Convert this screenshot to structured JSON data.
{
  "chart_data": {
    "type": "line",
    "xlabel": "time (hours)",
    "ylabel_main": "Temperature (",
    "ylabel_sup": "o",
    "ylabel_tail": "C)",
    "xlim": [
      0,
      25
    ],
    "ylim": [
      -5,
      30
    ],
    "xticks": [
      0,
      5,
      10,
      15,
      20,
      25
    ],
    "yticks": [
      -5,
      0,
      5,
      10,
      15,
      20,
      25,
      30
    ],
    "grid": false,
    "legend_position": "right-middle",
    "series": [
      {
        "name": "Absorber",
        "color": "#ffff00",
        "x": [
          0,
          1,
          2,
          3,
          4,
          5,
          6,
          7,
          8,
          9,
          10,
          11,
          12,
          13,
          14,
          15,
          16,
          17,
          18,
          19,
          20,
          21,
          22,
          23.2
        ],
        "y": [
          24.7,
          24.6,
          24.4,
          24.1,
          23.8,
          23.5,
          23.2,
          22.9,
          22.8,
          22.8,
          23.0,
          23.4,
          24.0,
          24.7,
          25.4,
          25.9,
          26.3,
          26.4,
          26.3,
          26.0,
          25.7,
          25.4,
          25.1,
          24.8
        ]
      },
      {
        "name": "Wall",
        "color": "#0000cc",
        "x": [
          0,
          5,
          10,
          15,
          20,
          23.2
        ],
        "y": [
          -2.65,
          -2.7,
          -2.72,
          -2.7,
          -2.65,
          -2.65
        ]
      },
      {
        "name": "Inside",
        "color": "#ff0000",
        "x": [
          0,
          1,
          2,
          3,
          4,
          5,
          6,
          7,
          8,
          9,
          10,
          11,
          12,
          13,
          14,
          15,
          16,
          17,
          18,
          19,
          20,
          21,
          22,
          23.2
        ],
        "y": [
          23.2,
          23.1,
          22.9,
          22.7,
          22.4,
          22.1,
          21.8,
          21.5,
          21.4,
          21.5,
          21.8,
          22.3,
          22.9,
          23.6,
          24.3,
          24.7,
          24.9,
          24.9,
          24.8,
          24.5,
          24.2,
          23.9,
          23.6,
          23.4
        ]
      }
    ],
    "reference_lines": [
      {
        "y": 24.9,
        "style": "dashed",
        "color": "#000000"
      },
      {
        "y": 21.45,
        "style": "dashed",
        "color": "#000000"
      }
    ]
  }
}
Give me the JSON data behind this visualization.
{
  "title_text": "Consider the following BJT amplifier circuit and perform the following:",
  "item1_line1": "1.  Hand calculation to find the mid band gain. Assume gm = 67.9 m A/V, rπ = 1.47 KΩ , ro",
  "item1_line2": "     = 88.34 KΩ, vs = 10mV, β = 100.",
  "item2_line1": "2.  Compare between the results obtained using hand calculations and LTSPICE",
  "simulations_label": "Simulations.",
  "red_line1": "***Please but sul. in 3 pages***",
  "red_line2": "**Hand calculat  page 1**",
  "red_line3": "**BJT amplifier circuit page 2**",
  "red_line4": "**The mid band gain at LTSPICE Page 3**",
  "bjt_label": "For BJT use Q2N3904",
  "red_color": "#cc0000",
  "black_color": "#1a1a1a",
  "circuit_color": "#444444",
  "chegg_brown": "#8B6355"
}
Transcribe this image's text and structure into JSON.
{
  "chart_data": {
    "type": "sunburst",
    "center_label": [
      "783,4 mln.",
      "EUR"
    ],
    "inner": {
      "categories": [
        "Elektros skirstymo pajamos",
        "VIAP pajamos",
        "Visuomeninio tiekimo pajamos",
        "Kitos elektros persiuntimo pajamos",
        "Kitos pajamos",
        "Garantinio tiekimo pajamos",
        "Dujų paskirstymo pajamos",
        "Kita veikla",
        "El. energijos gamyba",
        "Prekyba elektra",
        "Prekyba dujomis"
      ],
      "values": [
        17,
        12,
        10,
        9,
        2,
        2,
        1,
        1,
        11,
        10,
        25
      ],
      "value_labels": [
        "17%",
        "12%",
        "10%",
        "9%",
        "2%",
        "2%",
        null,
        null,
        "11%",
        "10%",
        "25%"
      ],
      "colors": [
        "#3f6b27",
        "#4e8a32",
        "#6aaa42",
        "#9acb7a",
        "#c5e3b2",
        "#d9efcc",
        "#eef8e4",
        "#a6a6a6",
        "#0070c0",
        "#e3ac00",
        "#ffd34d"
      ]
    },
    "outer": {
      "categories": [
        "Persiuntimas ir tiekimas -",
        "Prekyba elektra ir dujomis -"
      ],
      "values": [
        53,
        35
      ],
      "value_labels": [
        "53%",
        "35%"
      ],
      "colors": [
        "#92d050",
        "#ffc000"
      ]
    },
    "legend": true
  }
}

- What is expected
Copy the records above exactly as they appear.

- Correct output
Convert this screenshot to structured JSON data.
{
  "chart_data": {
    "type": "line",
    "xlabel": "time (hours)",
    "ylabel_main": "Temperature (",
    "ylabel_sup": "o",
    "ylabel_tail": "C)",
    "xlim": [
      0,
      25
    ],
    "ylim": [
      -5,
      30
    ],
    "xticks": [
      0,
      5,
      10,
      15,
      20,
      25
    ],
    "yticks": [
      -5,
      0,
      5,
      10,
      15,
      20,
      25,
      30
    ],
    "grid": false,
    "legend_position": "right-middle",
    "series": [
      {
        "name": "Absorber",
        "color": "#ffff00",
        "x": [
          0,
          1,
          2,
          3,
          4,
          5,
          6,
          7,
          8,
          9,
          10,
          11,
          12,
          13,
          14,
          15,
          16,
          17,
          18,
          19,
          20,
          21,
          22,
          23.2
        ],
        "y": [
          24.7,
          24.6,
          24.4,
          24.1,
          23.8,
          23.5,
          23.2,
          22.9,
          22.8,
          22.8,
          23.0,
          23.4,
          24.0,
          24.7,
          25.4,
          25.9,
          26.3,
          26.4,
          26.3,
          26.0,
          25.7,
          25.4,
          25.1,
          24.8
        ]
      },
      {
        "name": "Wall",
        "color": "#0000cc",
        "x": [
          0,
          5,
          10,
          15,
          20,
          23.2
        ],
        "y": [
          -2.65,
          -2.7,
          -2.72,
          -2.7,
          -2.65,
          -2.65
        ]
      },
      {
        "name": "Inside",
        "color": "#ff0000",
        "x": [
          0,
          1,
          2,
          3,
          4,
          5,
          6,
          7,
          8,
          9,
          10,
          11,
          12,
          13,
          14,
          15,
          16,
          17,
          18,
          19,
          20,
          21,
          22,
          23.2
        ],
        "y": [
          23.2,
          23.1,
          22.9,
          22.7,
          22.4,
          22.1,
          21.8,
          21.5,
          21.4,
          21.5,
          21.8,
          22.3,
          22.9,
          23.6,
          24.3,
          24.7,
          24.9,
          24.9,
          24.8,
          24.5,
          24.2,
          23.9,
          23.6,
          23.4
        ]
      }
    ],
    "reference_lines": [
      {
        "y": 24.9,
        "style": "dashed",
        "color": "#000000"
      },
      {
        "y": 21.45,
        "style": "dashed",
        "color": "#000000"
      }
    ]
  }
}
Give me the JSON data behind this visualization.
{
  "title_text": "Consider the following BJT amplifier circuit and perform the following:",
  "item1_line1": "1.  Hand calculation to find the mid band gain. Assume gm = 67.9 m A/V, rπ = 1.47 KΩ , ro",
  "item1_line2": "     = 88.34 KΩ, vs = 10mV, β = 100.",
  "item2_line1": "2.  Compare between the results obtained using hand calculations and LTSPICE",
  "simulations_label": "Simulations.",
  "red_line1": "***Please but sul. in 3 pages***",
  "red_line2": "**Hand calculat  page 1**",
  "red_line3": "**BJT amplifier circuit page 2**",
  "red_line4": "**The mid band gain at LTSPICE Page 3**",
  "bjt_label": "For BJT use Q2N3904",
  "red_color": "#cc0000",
  "black_color": "#1a1a1a",
  "circuit_color": "#444444",
  "chegg_brown": "#8B6355"
}
Transcribe this image's text and structure into JSON.
{
  "chart_data": {
    "type": "sunburst",
    "center_label": [
      "783,4 mln.",
      "EUR"
    ],
    "inner": {
      "categories": [
        "Elektros skirstymo pajamos",
        "VIAP pajamos",
        "Visuomeninio tiekimo pajamos",
        "Kitos elektros persiuntimo pajamos",
        "Kitos pajamos",
        "Garantinio tiekimo pajamos",
        "Dujų paskirstymo pajamos",
        "Kita veikla",
        "El. energijos gamyba",
        "Prekyba elektra",
        "Prekyba dujomis"
      ],
      "values": [
        17,
        12,
        10,
        9,
        2,
        2,
        1,
        1,
        11,
        10,
        25
      ],
      "value_labels": [
        "17%",
        "12%",
        "10%",
        "9%",
        "2%",
        "2%",
        null,
        null,
        "11%",
        "10%",
        "25%"
      ],
      "colors": [
        "#3f6b27",
        "#4e8a32",
        "#6aaa42",
        "#9acb7a",
        "#c5e3b2",
        "#d9efcc",
        "#eef8e4",
        "#a6a6a6",
        "#0070c0",
        "#e3ac00",
        "#ffd34d"
      ]
    },
    "outer": {
      "categories": [
        "Persiuntimas ir tiekimas -",
        "Prekyba elektra ir dujomis -"
      ],
      "values": [
        53,
        35
      ],
      "value_labels": [
        "53%",
        "35%"
      ],
      "colors": [
        "#92d050",
        "#ffc000"
      ]
    },
    "legend": true
  }
}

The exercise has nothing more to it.